PASSAGE:
How scheduling works
Every CronJobPro job runs on a schedule you define. You can pick a simple interval or a 5-field cron expression, and each job carries its own timezone so it fires at the local time you expect.
Two ways to schedule a job
When you create a job in the dashboard, you choose between a simple interval and a cron expression. A simple interval is the quickest option for beginners: just say how often the job should run, for example every 5 minutes or every hour. A cron expression gives you precise control, such as 9 a.m. every weekday or the 1st of each month.
Understanding the 5 cron fields
A cron expression has five fields separated by spaces: minute, hour, day of month, month, and day of week. An asterisk means every value for that field. The example below runs at minute 0 of hour 9, every day, every month, on any weekday.
0 9 * * *
│ │ │ │ │
│ │ │ │ └── day of week (0-6, Sun=0)
│ │ │ └──── month (1-12)
│ │ └────── day of month (1-31)
│ └──────── hour (0-23)
└────────── minute (0-59)Common schedules
| Schedule | Cron expression |
|---|---|
| Every 5 minutes | */5 * * * * |
| Every hour (on the hour) | 0 * * * * |
| Daily at 9:00 a.m. | 0 9 * * * |
| Weekly on Monday at 9:00 a.m. | 0 9 * * 1 |
| Monthly on the 1st at 9:00 a.m. | 0 9 1 * * |
Not sure how to write or read an expression? Use our built-in tools: the Cron Expression Generator builds the expression from plain-language choices, and the Explainer translates any expression back into a human-readable description.

DATA:
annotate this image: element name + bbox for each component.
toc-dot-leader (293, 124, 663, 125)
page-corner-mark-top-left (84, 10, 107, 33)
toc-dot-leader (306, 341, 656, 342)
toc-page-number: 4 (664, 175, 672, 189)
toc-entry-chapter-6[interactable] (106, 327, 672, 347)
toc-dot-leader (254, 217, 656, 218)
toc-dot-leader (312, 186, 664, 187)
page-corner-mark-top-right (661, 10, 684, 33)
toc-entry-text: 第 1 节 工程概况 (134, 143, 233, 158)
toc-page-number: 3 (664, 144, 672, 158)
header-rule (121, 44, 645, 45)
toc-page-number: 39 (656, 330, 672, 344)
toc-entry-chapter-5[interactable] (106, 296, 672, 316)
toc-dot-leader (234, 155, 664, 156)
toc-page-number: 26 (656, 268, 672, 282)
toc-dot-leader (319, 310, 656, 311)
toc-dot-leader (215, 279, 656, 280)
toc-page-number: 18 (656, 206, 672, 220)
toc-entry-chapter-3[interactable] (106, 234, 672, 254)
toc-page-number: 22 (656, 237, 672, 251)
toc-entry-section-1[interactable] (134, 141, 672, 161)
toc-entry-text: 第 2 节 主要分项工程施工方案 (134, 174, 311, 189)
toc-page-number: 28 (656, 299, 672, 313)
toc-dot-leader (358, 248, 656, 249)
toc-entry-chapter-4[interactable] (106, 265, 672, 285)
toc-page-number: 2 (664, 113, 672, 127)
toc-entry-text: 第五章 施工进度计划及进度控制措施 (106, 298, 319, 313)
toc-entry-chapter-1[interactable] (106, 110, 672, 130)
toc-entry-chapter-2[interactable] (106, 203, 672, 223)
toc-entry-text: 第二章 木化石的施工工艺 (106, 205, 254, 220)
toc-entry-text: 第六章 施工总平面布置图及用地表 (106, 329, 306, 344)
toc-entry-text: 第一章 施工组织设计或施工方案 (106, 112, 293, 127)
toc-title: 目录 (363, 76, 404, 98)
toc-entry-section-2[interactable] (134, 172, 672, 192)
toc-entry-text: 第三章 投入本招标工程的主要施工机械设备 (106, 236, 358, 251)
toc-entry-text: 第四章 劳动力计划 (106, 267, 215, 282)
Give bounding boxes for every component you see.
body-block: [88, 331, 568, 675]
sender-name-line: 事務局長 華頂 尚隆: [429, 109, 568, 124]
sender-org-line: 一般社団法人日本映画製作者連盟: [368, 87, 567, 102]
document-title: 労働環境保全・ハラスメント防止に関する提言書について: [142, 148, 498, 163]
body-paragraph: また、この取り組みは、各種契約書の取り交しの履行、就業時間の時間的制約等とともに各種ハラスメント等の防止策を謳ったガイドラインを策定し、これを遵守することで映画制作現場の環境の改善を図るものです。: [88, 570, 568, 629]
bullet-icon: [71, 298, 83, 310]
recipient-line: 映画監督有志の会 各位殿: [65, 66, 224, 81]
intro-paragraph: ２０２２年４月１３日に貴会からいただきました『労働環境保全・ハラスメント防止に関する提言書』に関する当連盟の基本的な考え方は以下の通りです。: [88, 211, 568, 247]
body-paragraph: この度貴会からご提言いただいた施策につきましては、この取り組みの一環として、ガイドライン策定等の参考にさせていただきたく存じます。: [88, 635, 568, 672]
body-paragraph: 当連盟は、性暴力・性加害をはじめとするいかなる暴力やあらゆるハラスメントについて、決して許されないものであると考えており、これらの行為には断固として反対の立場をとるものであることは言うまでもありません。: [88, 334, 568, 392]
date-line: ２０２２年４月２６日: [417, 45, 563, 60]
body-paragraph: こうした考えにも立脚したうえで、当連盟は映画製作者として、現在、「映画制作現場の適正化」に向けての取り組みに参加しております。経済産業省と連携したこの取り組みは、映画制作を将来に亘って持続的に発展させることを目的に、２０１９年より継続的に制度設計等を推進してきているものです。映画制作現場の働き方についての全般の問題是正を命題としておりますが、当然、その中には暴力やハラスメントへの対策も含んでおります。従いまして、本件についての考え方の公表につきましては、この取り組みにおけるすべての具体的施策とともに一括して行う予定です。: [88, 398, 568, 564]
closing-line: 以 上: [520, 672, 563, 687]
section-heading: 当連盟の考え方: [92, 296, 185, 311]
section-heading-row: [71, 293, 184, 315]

EXERCISE 1: According to the text on CronJobPro scheduling, what does an asterisk mean in a cron expression?
EXERCISE 2: Carry on the guide to CronJobPro scheduling from where it ends.

RESPONSE AREA 1: It means every value for that field.

RESPONSE AREA 2:
Open the Cron Expression Generator and Explainer →
Per-job timezone
Each job has its own timezone, and the schedule is evaluated in that timezone. CronJobPro keeps the local clock time stable across daylight-saving transitions, so a 09:00 daily job stays at 09:00 local time all year. If you want to avoid any DST ambiguity, choose UTC.
Minimum interval depends on your plan
How frequently a job can run depends on the minimum allowed interval for your plan. Free and lower plans enforce a longer minimum gap between runs, while higher plans allow more frequent schedules. If a cron expression or interval is more frequent than your plan permits, you will be limited to your plan's minimum. Daily runs are also capped per plan and counted in UTC.
Pick the longest interval that still meets your needs. Fewer runs stay comfortably within your plan limits and reduce the chance of overlapping executions.